## EXERCISE REQUIREMENTS
Copy every row below word for word, and leave the pictures out of your copy.

________________________________________

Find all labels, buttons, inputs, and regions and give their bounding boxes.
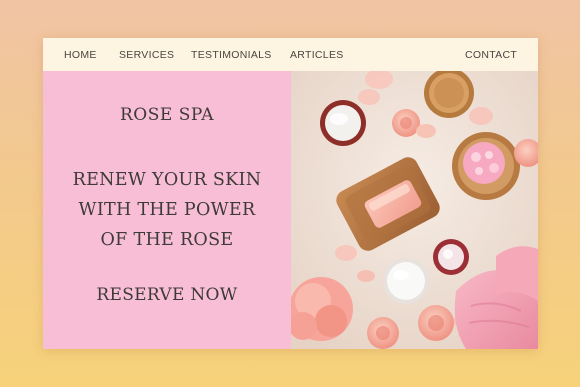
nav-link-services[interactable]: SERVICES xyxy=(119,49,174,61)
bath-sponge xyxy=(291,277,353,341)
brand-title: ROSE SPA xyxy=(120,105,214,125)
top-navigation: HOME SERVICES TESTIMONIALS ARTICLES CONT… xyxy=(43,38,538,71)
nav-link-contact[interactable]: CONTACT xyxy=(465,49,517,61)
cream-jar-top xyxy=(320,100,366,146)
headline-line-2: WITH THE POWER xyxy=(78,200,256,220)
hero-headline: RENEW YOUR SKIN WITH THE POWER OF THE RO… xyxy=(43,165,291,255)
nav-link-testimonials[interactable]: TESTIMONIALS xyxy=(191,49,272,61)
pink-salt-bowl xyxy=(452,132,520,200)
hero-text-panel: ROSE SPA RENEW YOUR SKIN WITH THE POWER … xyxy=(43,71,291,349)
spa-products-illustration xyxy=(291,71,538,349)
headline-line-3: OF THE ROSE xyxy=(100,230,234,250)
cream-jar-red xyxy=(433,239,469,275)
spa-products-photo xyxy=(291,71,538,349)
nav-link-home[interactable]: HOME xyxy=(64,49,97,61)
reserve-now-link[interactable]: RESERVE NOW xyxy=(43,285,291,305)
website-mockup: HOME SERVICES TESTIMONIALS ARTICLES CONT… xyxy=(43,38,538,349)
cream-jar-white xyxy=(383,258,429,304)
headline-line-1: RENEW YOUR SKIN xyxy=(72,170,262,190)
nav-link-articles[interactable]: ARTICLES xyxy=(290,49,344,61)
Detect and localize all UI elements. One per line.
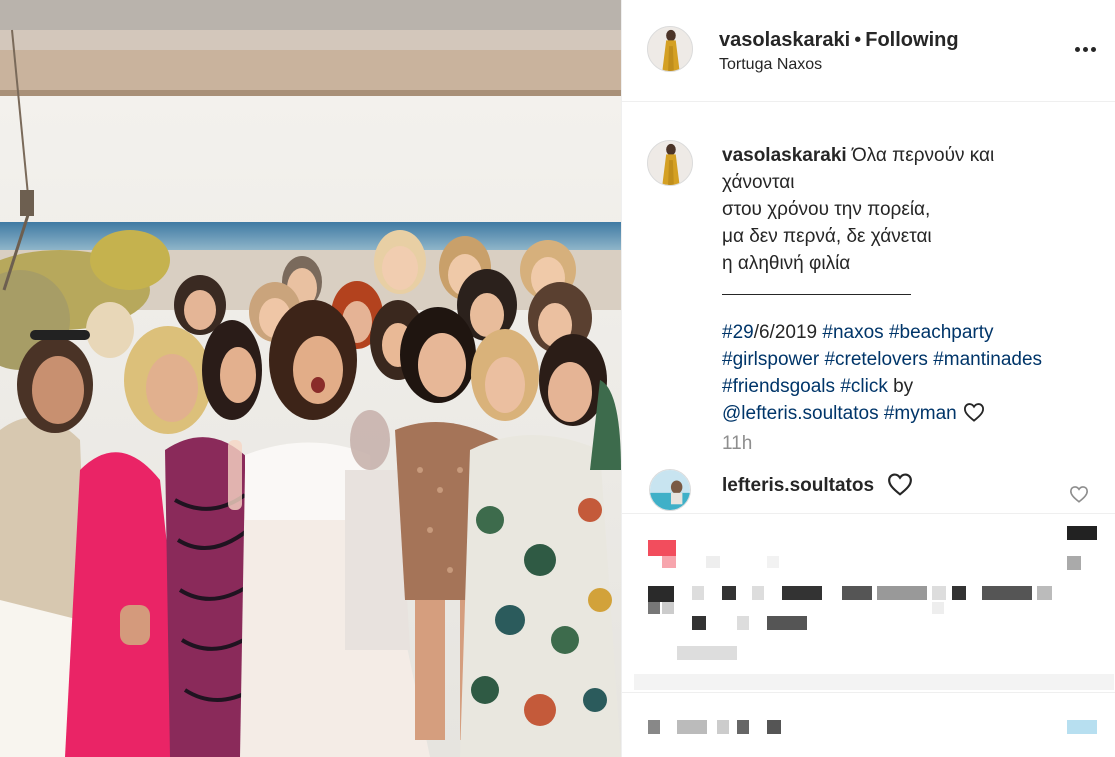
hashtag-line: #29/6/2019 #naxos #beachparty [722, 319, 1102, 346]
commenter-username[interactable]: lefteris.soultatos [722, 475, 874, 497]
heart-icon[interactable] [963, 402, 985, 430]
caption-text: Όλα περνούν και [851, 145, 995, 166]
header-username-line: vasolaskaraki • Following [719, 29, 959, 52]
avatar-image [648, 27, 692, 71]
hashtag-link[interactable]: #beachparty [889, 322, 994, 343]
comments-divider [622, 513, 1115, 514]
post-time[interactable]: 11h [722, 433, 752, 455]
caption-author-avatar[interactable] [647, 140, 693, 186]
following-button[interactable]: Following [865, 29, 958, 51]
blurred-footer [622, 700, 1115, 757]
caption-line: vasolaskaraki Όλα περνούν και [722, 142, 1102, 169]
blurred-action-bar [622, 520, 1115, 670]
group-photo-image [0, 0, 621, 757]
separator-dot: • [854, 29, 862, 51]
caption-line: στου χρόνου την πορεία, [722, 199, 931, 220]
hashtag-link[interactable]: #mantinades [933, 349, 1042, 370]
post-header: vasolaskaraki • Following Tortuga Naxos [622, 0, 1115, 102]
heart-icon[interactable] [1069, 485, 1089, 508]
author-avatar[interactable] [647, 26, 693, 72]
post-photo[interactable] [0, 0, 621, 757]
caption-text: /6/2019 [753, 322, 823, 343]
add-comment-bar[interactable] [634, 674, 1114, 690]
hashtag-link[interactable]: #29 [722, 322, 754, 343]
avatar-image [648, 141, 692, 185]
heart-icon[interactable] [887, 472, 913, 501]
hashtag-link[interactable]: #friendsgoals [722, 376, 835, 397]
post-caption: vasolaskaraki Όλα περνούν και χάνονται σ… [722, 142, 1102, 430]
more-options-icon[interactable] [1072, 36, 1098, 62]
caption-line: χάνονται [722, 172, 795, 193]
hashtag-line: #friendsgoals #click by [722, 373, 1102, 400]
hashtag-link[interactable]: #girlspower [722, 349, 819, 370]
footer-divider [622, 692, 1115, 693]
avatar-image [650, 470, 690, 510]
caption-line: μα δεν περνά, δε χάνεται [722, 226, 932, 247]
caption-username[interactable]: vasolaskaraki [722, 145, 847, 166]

________________________________________

## ANSWER
Find all labels, buttons, inputs, and regions and give their bounding boxes.
nav-link-services[interactable]: SERVICES xyxy=(119,49,174,61)
bath-sponge xyxy=(291,277,353,341)
brand-title: ROSE SPA xyxy=(120,105,214,125)
top-navigation: HOME SERVICES TESTIMONIALS ARTICLES CONT… xyxy=(43,38,538,71)
nav-link-contact[interactable]: CONTACT xyxy=(465,49,517,61)
cream-jar-top xyxy=(320,100,366,146)
headline-line-2: WITH THE POWER xyxy=(78,200,256,220)
hero-headline: RENEW YOUR SKIN WITH THE POWER OF THE RO… xyxy=(43,165,291,255)
nav-link-testimonials[interactable]: TESTIMONIALS xyxy=(191,49,272,61)
pink-salt-bowl xyxy=(452,132,520,200)
hero-text-panel: ROSE SPA RENEW YOUR SKIN WITH THE POWER … xyxy=(43,71,291,349)
spa-products-illustration xyxy=(291,71,538,349)
headline-line-3: OF THE ROSE xyxy=(100,230,234,250)
cream-jar-red xyxy=(433,239,469,275)
spa-products-photo xyxy=(291,71,538,349)
nav-link-home[interactable]: HOME xyxy=(64,49,97,61)
reserve-now-link[interactable]: RESERVE NOW xyxy=(43,285,291,305)
website-mockup: HOME SERVICES TESTIMONIALS ARTICLES CONT… xyxy=(43,38,538,349)
cream-jar-white xyxy=(383,258,429,304)
headline-line-1: RENEW YOUR SKIN xyxy=(72,170,262,190)
nav-link-articles[interactable]: ARTICLES xyxy=(290,49,344,61)
Detect and localize all UI elements. One per line.
hashtag-line: #29/6/2019 #naxos #beachparty [722, 319, 1102, 346]
commenter-username[interactable]: lefteris.soultatos [722, 475, 874, 497]
heart-icon[interactable] [963, 402, 985, 430]
caption-text: Όλα περνούν και [851, 145, 995, 166]
header-username-line: vasolaskaraki • Following [719, 29, 959, 52]
avatar-image [648, 27, 692, 71]
hashtag-link[interactable]: #beachparty [889, 322, 994, 343]
comments-divider [622, 513, 1115, 514]
post-time[interactable]: 11h [722, 433, 752, 455]
caption-author-avatar[interactable] [647, 140, 693, 186]
following-button[interactable]: Following [865, 29, 958, 51]
blurred-footer [622, 700, 1115, 757]
caption-line: vasolaskaraki Όλα περνούν και [722, 142, 1102, 169]
blurred-action-bar [622, 520, 1115, 670]
group-photo-image [0, 0, 621, 757]
separator-dot: • [854, 29, 862, 51]
caption-line: στου χρόνου την πορεία, [722, 199, 931, 220]
hashtag-link[interactable]: #mantinades [933, 349, 1042, 370]
post-header: vasolaskaraki • Following Tortuga Naxos [622, 0, 1115, 102]
heart-icon[interactable] [1069, 485, 1089, 508]
author-avatar[interactable] [647, 26, 693, 72]
post-photo[interactable] [0, 0, 621, 757]
caption-text: /6/2019 [753, 322, 823, 343]
add-comment-bar[interactable] [634, 674, 1114, 690]
hashtag-link[interactable]: #29 [722, 322, 754, 343]
avatar-image [648, 141, 692, 185]
heart-icon[interactable] [887, 472, 913, 501]
hashtag-link[interactable]: #friendsgoals [722, 376, 835, 397]
post-caption: vasolaskaraki Όλα περνούν και χάνονται σ… [722, 142, 1102, 430]
more-options-icon[interactable] [1072, 36, 1098, 62]
caption-line: χάνονται [722, 172, 795, 193]
hashtag-line: #friendsgoals #click by [722, 373, 1102, 400]
hashtag-link[interactable]: #girlspower [722, 349, 819, 370]
footer-divider [622, 692, 1115, 693]
avatar-image [650, 470, 690, 510]
caption-line: μα δεν περνά, δε χάνεται [722, 226, 932, 247]
caption-username[interactable]: vasolaskaraki [722, 145, 847, 166]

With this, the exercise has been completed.